▸ TASK GOAL
Locate the word "Claudia" in the data below, then copy every line that holds it.

▸ DATA TO PROCESS
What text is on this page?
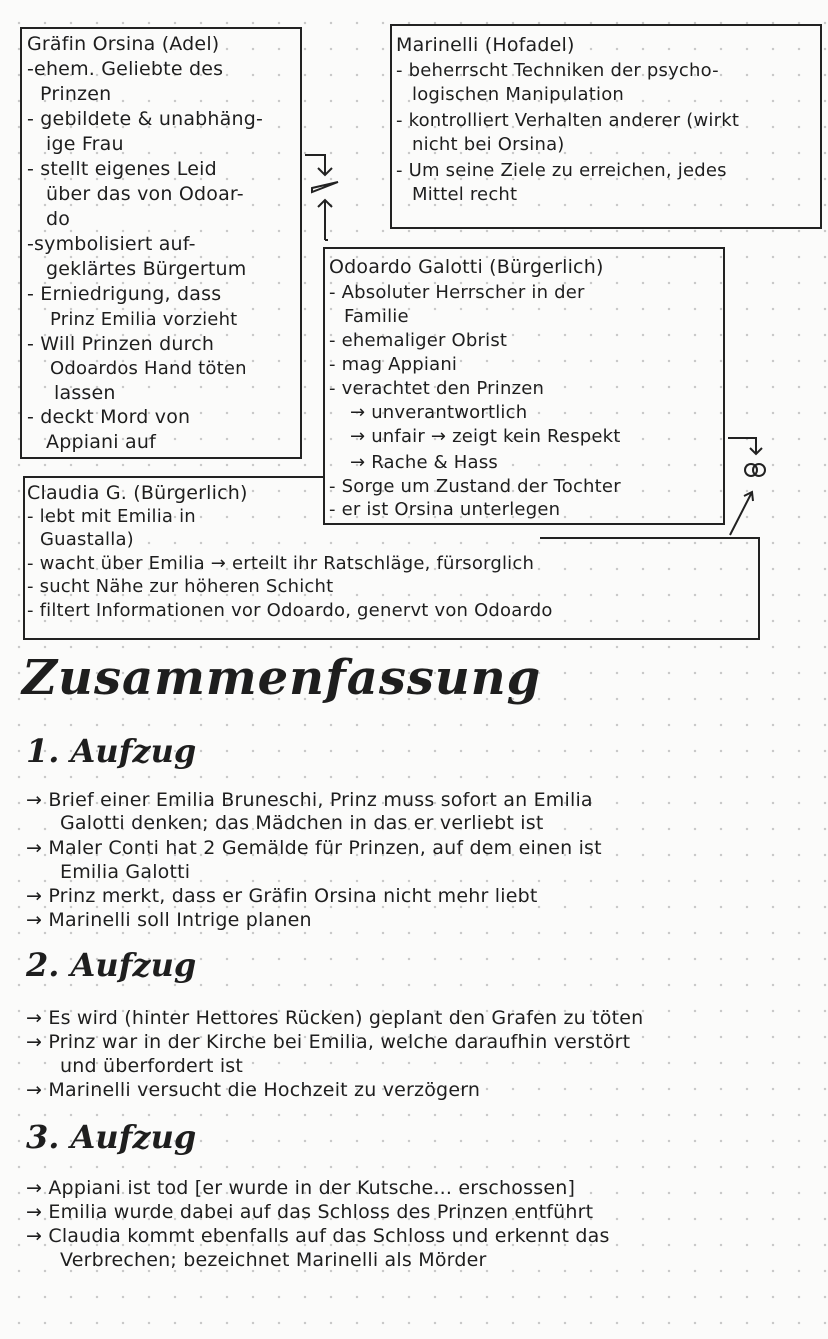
Gräfin Orsina (Adel)
-ehem. Geliebte des
Prinzen
- gebildete & unabhäng-
ige Frau
- stellt eigenes Leid
über das von Odoar-
do
-symbolisiert auf-
geklärtes Bürgertum
- Erniedrigung, dass
Prinz Emilia vorzieht
- Will Prinzen durch
Odoardos Hand töten
lassen
- deckt Mord von
Appiani auf
Marinelli (Hofadel)
- beherrscht Techniken der psycho-
logischen Manipulation
- kontrolliert Verhalten anderer (wirkt
nicht bei Orsina)
- Um seine Ziele zu erreichen, jedes
Mittel recht
Odoardo Galotti (Bürgerlich)
- Absoluter Herrscher in der
Familie
- ehemaliger Obrist
- mag Appiani
- verachtet den Prinzen
→ unverantwortlich
→ unfair → zeigt kein Respekt
→ Rache & Hass
- Sorge um Zustand der Tochter
- er ist Orsina unterlegen
Claudia G. (Bürgerlich)
- lebt mit Emilia in
Guastalla)
- wacht über Emilia → erteilt ihr Ratschläge, fürsorglich
- sucht Nähe zur höheren Schicht
- filtert Informationen vor Odoardo, genervt von Odoardo
Zusammenfassung
1. Aufzug
→ Brief einer Emilia Bruneschi, Prinz muss sofort an Emilia
Galotti denken; das Mädchen in das er verliebt ist
→ Maler Conti hat 2 Gemälde für Prinzen, auf dem einen ist
Emilia Galotti
→ Prinz merkt, dass er Gräfin Orsina nicht mehr liebt
→ Marinelli soll Intrige planen
2. Aufzug
→ Es wird (hinter Hettores Rücken) geplant den Grafen zu töten
→ Prinz war in der Kirche bei Emilia, welche daraufhin verstört
und überfordert ist
→ Marinelli versucht die Hochzeit zu verzögern
3. Aufzug
→ Appiani ist tod [er wurde in der Kutsche... erschossen]
→ Emilia wurde dabei auf das Schloss des Prinzen entführt
→ Claudia kommt ebenfalls auf das Schloss und erkennt das
Verbrechen; bezeichnet Marinelli als Mörder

▸ TASK OUTPUT
Claudia G. (Bürgerlich)
→ Claudia kommt ebenfalls auf das Schloss und erkennt das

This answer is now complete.